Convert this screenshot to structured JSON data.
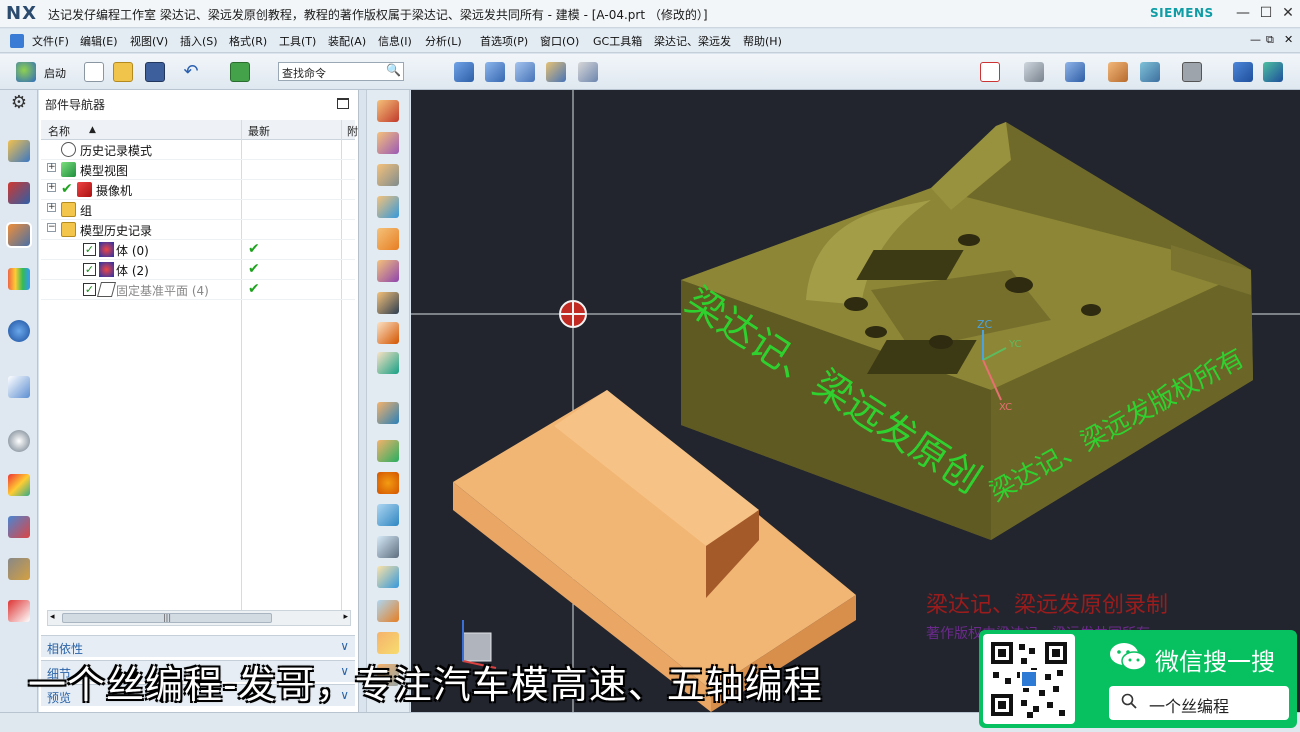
{
  "window": {
    "logo": "NX",
    "title": "达记发仔编程工作室 梁达记、梁远发原创教程，教程的著作版权属于梁达记、梁远发共同所有 - 建模 - [A-04.prt （修改的）]",
    "brand": "SIEMENS",
    "minimize_glyph": "—",
    "restore_glyph": "☐",
    "close_glyph": "✕"
  },
  "menu": {
    "items": [
      "文件(F)",
      "编辑(E)",
      "视图(V)",
      "插入(S)",
      "格式(R)",
      "工具(T)",
      "装配(A)",
      "信息(I)",
      "分析(L)",
      "首选项(P)",
      "窗口(O)",
      "GC工具箱",
      "梁达记、梁远发",
      "帮助(H)"
    ],
    "sub_min": "—",
    "sub_restore": "⧉",
    "sub_close": "✕"
  },
  "toolbar": {
    "start_label": "启动",
    "search_placeholder": "查找命令",
    "search_icon": "🔍"
  },
  "navigator": {
    "title": "部件导航器",
    "columns": {
      "name": "名称",
      "sort_arrow": "▲",
      "latest": "最新",
      "attached": "附"
    },
    "rows": [
      {
        "label": "历史记录模式",
        "icon": "clock-icon"
      },
      {
        "label": "模型视图",
        "icon": "model-view-icon"
      },
      {
        "label": "摄像机",
        "icon": "camera-icon"
      },
      {
        "label": "组",
        "icon": "folder-icon"
      },
      {
        "label": "模型历史记录",
        "icon": "folder-icon"
      },
      {
        "label": "体 (0)",
        "icon": "body-icon",
        "latest": "✔"
      },
      {
        "label": "体 (2)",
        "icon": "body-icon",
        "latest": "✔"
      },
      {
        "label": "固定基准平面 (4)",
        "icon": "datum-plane-icon",
        "latest": "✔"
      }
    ],
    "scroll_grip": "|||",
    "panels": [
      {
        "label": "相依性",
        "chevron": "∨"
      },
      {
        "label": "细节",
        "chevron": "∨"
      },
      {
        "label": "预览",
        "chevron": "∨"
      }
    ]
  },
  "viewport": {
    "watermark_front": "梁达记、梁远发原创",
    "watermark_side": "梁达记、梁远发版权所有",
    "watermark_red": "梁达记、梁远发原创录制",
    "watermark_purple": "著作版权由梁达记、梁远发共同所有",
    "axis_labels": {
      "zc": "ZC",
      "yc": "YC",
      "xc": "XC"
    }
  },
  "overlay": {
    "subtitle": "一个丝编程-发哥，专注汽车模高速、五轴编程",
    "wechat_title": "微信搜一搜",
    "wechat_search": "一个丝编程"
  },
  "colors": {
    "mold_body": "#6f6a2a",
    "block": "#e9a664",
    "watermark_green": "#2fd12f",
    "wechat_green": "#07c160",
    "viewport_bg": "#22252e"
  }
}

▶ **EXERCISE GOAL**: Tally up the lines holding the word "一个丝编程" in the data above, and answer with that figure only.

▶ **SOLUTION**: 2